### Job
Transcribe the records below exactly.

### Dataset entries

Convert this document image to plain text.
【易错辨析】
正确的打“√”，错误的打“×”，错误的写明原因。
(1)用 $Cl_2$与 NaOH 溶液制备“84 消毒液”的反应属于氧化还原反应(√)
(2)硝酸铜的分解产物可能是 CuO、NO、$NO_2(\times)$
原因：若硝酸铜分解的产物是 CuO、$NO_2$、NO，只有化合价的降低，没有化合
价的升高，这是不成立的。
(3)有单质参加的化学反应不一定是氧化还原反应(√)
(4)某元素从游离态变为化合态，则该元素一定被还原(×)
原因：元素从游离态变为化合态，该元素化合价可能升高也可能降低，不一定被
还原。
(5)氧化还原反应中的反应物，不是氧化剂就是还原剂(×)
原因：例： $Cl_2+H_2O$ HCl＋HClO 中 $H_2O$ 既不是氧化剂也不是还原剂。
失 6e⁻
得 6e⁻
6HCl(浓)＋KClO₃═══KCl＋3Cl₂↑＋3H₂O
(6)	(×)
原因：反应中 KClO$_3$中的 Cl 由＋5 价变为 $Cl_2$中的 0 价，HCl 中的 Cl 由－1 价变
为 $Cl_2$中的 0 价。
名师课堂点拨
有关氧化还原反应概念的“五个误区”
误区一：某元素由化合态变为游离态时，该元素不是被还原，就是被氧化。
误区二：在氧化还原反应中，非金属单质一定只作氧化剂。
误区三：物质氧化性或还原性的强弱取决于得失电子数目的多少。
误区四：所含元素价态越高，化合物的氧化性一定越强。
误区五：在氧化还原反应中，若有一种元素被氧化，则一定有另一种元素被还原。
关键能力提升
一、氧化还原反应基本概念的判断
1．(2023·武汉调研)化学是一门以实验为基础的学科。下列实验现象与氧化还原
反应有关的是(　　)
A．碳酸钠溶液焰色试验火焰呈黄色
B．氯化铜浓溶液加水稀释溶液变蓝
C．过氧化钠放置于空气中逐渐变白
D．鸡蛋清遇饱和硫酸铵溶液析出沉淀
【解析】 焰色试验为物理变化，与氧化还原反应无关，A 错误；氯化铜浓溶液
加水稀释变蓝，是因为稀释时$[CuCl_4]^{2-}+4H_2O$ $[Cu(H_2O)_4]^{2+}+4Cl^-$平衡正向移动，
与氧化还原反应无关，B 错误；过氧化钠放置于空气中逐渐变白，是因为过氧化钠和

### Full output
Convert this document image to plain text.
【易错辨析】
正确的打“√”，错误的打“×”，错误的写明原因。
(1)用 $Cl_2$与 NaOH 溶液制备“84 消毒液”的反应属于氧化还原反应(√)
(2)硝酸铜的分解产物可能是 CuO、NO、$NO_2(\times)$
原因：若硝酸铜分解的产物是 CuO、$NO_2$、NO，只有化合价的降低，没有化合
价的升高，这是不成立的。
(3)有单质参加的化学反应不一定是氧化还原反应(√)
(4)某元素从游离态变为化合态，则该元素一定被还原(×)
原因：元素从游离态变为化合态，该元素化合价可能升高也可能降低，不一定被
还原。
(5)氧化还原反应中的反应物，不是氧化剂就是还原剂(×)
原因：例： $Cl_2+H_2O$ HCl＋HClO 中 $H_2O$ 既不是氧化剂也不是还原剂。
失 6e⁻
得 6e⁻
6HCl(浓)＋KClO₃═══KCl＋3Cl₂↑＋3H₂O
(6)	(×)
原因：反应中 KClO$_3$中的 Cl 由＋5 价变为 $Cl_2$中的 0 价，HCl 中的 Cl 由－1 价变
为 $Cl_2$中的 0 价。
名师课堂点拨
有关氧化还原反应概念的“五个误区”
误区一：某元素由化合态变为游离态时，该元素不是被还原，就是被氧化。
误区二：在氧化还原反应中，非金属单质一定只作氧化剂。
误区三：物质氧化性或还原性的强弱取决于得失电子数目的多少。
误区四：所含元素价态越高，化合物的氧化性一定越强。
误区五：在氧化还原反应中，若有一种元素被氧化，则一定有另一种元素被还原。
关键能力提升
一、氧化还原反应基本概念的判断
1．(2023·武汉调研)化学是一门以实验为基础的学科。下列实验现象与氧化还原
反应有关的是(　　)
A．碳酸钠溶液焰色试验火焰呈黄色
B．氯化铜浓溶液加水稀释溶液变蓝
C．过氧化钠放置于空气中逐渐变白
D．鸡蛋清遇饱和硫酸铵溶液析出沉淀
【解析】 焰色试验为物理变化，与氧化还原反应无关，A 错误；氯化铜浓溶液
加水稀释变蓝，是因为稀释时$[CuCl_4]^{2-}+4H_2O$ $[Cu(H_2O)_4]^{2+}+4Cl^-$平衡正向移动，
与氧化还原反应无关，B 错误；过氧化钠放置于空气中逐渐变白，是因为过氧化钠和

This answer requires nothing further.